### Challenge
Copy out every one of the following rows, character for character, in the same order and with the same line breaks.

—————

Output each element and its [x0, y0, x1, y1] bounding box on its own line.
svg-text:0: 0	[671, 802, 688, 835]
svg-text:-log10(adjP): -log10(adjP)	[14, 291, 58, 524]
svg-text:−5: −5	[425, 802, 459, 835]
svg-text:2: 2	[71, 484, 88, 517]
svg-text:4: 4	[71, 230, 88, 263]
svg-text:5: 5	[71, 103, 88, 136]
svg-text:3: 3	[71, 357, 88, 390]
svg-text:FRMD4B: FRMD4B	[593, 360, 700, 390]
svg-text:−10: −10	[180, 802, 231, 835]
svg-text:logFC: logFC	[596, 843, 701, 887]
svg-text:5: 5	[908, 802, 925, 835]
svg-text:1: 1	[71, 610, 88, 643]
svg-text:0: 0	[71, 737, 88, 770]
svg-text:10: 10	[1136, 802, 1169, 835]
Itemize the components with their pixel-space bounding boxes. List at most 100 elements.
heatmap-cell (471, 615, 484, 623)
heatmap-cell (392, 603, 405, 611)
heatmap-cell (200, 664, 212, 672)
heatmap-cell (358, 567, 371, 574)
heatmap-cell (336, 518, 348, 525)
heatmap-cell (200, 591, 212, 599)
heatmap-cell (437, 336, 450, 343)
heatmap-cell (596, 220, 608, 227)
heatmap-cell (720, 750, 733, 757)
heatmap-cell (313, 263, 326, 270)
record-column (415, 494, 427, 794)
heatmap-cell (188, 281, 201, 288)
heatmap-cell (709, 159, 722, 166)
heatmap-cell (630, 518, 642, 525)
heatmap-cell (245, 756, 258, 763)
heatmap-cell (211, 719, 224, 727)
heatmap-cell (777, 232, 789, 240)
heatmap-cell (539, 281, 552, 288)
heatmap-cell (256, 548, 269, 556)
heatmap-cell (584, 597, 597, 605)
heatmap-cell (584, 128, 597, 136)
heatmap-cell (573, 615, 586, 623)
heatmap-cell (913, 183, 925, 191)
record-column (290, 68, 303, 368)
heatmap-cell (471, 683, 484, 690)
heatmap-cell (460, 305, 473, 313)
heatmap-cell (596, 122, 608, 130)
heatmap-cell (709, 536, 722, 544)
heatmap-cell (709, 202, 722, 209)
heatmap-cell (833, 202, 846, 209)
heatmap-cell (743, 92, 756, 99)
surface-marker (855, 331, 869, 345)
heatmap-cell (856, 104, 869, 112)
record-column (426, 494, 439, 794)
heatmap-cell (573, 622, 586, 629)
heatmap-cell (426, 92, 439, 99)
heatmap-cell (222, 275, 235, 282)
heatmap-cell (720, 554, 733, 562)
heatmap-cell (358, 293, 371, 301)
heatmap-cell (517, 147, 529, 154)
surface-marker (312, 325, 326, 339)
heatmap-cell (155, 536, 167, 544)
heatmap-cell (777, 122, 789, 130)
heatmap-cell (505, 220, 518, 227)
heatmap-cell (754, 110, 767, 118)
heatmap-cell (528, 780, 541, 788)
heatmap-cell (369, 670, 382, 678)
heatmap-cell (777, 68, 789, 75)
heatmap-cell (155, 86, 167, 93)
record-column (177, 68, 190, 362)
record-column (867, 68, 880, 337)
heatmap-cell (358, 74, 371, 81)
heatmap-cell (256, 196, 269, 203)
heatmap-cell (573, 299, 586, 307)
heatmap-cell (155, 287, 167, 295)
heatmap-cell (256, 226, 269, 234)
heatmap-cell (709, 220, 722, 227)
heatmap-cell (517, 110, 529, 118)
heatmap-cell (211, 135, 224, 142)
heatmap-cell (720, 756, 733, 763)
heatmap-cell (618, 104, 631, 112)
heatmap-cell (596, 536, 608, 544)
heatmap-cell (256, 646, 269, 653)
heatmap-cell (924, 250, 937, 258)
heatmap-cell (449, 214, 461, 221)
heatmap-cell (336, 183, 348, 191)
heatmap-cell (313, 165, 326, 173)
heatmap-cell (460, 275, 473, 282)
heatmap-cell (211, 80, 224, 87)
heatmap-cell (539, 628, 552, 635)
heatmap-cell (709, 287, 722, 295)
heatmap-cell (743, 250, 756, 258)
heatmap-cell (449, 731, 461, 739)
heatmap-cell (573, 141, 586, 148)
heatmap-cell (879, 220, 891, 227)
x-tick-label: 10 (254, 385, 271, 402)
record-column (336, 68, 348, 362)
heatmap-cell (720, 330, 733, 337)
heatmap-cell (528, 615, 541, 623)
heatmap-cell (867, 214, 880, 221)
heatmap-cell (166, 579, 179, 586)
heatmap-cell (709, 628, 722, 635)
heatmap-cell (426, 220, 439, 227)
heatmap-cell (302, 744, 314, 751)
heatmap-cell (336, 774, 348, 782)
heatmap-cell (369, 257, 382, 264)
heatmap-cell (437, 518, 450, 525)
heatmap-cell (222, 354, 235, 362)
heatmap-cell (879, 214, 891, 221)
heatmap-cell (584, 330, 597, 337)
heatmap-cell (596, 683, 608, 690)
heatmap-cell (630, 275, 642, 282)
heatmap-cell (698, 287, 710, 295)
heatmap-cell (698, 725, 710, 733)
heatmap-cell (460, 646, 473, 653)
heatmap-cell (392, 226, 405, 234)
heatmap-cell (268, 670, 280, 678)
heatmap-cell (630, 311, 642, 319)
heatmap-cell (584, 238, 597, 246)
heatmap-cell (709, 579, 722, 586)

—————

### Task response
Output each element and its [x0, y0, x1, y1] bounding box on its own line.
svg-text:0: 0	[671, 802, 688, 835]
svg-text:-log10(adjP): -log10(adjP)	[14, 291, 58, 524]
svg-text:−5: −5	[425, 802, 459, 835]
svg-text:2: 2	[71, 484, 88, 517]
svg-text:4: 4	[71, 230, 88, 263]
svg-text:5: 5	[71, 103, 88, 136]
svg-text:3: 3	[71, 357, 88, 390]
svg-text:FRMD4B: FRMD4B	[593, 360, 700, 390]
svg-text:−10: −10	[180, 802, 231, 835]
svg-text:logFC: logFC	[596, 843, 701, 887]
svg-text:5: 5	[908, 802, 925, 835]
svg-text:1: 1	[71, 610, 88, 643]
svg-text:0: 0	[71, 737, 88, 770]
svg-text:10: 10	[1136, 802, 1169, 835]
Itemize the components with their pixel-space bounding boxes. List at most 100 elements.
heatmap-cell (471, 615, 484, 623)
heatmap-cell (392, 603, 405, 611)
heatmap-cell (200, 664, 212, 672)
heatmap-cell (358, 567, 371, 574)
heatmap-cell (336, 518, 348, 525)
heatmap-cell (200, 591, 212, 599)
heatmap-cell (437, 336, 450, 343)
heatmap-cell (596, 220, 608, 227)
heatmap-cell (720, 750, 733, 757)
heatmap-cell (313, 263, 326, 270)
record-column (415, 494, 427, 794)
heatmap-cell (188, 281, 201, 288)
heatmap-cell (709, 159, 722, 166)
heatmap-cell (630, 518, 642, 525)
heatmap-cell (245, 756, 258, 763)
heatmap-cell (211, 719, 224, 727)
heatmap-cell (777, 232, 789, 240)
heatmap-cell (539, 281, 552, 288)
heatmap-cell (256, 548, 269, 556)
heatmap-cell (584, 597, 597, 605)
heatmap-cell (584, 128, 597, 136)
heatmap-cell (573, 615, 586, 623)
heatmap-cell (913, 183, 925, 191)
record-column (290, 68, 303, 368)
heatmap-cell (471, 683, 484, 690)
heatmap-cell (460, 305, 473, 313)
heatmap-cell (596, 122, 608, 130)
heatmap-cell (709, 536, 722, 544)
heatmap-cell (709, 202, 722, 209)
heatmap-cell (833, 202, 846, 209)
heatmap-cell (743, 92, 756, 99)
surface-marker (855, 331, 869, 345)
heatmap-cell (856, 104, 869, 112)
record-column (426, 494, 439, 794)
heatmap-cell (573, 622, 586, 629)
heatmap-cell (426, 92, 439, 99)
heatmap-cell (222, 275, 235, 282)
heatmap-cell (720, 554, 733, 562)
heatmap-cell (358, 293, 371, 301)
heatmap-cell (517, 147, 529, 154)
surface-marker (312, 325, 326, 339)
heatmap-cell (155, 536, 167, 544)
heatmap-cell (777, 122, 789, 130)
heatmap-cell (505, 220, 518, 227)
heatmap-cell (754, 110, 767, 118)
heatmap-cell (528, 780, 541, 788)
heatmap-cell (369, 670, 382, 678)
heatmap-cell (777, 68, 789, 75)
heatmap-cell (155, 86, 167, 93)
record-column (177, 68, 190, 362)
record-column (867, 68, 880, 337)
heatmap-cell (358, 74, 371, 81)
heatmap-cell (256, 196, 269, 203)
heatmap-cell (573, 299, 586, 307)
heatmap-cell (155, 287, 167, 295)
heatmap-cell (256, 226, 269, 234)
heatmap-cell (709, 220, 722, 227)
heatmap-cell (517, 110, 529, 118)
heatmap-cell (211, 135, 224, 142)
heatmap-cell (720, 756, 733, 763)
heatmap-cell (618, 104, 631, 112)
heatmap-cell (596, 536, 608, 544)
heatmap-cell (256, 646, 269, 653)
heatmap-cell (924, 250, 937, 258)
heatmap-cell (449, 214, 461, 221)
heatmap-cell (336, 183, 348, 191)
heatmap-cell (313, 165, 326, 173)
heatmap-cell (460, 275, 473, 282)
heatmap-cell (211, 80, 224, 87)
heatmap-cell (539, 628, 552, 635)
heatmap-cell (709, 287, 722, 295)
heatmap-cell (743, 250, 756, 258)
heatmap-cell (449, 731, 461, 739)
heatmap-cell (573, 141, 586, 148)
heatmap-cell (879, 220, 891, 227)
x-tick-label: 10 (254, 385, 271, 402)
record-column (336, 68, 348, 362)
heatmap-cell (720, 330, 733, 337)
heatmap-cell (528, 615, 541, 623)
heatmap-cell (867, 214, 880, 221)
heatmap-cell (166, 579, 179, 586)
heatmap-cell (709, 628, 722, 635)
heatmap-cell (426, 220, 439, 227)
heatmap-cell (302, 744, 314, 751)
heatmap-cell (336, 774, 348, 782)
heatmap-cell (369, 257, 382, 264)
heatmap-cell (437, 518, 450, 525)
heatmap-cell (222, 354, 235, 362)
heatmap-cell (879, 214, 891, 221)
heatmap-cell (584, 330, 597, 337)
heatmap-cell (596, 683, 608, 690)
heatmap-cell (630, 275, 642, 282)
heatmap-cell (698, 287, 710, 295)
heatmap-cell (698, 725, 710, 733)
heatmap-cell (460, 646, 473, 653)
heatmap-cell (392, 226, 405, 234)
heatmap-cell (268, 670, 280, 678)
heatmap-cell (630, 311, 642, 319)
heatmap-cell (584, 238, 597, 246)
heatmap-cell (709, 579, 722, 586)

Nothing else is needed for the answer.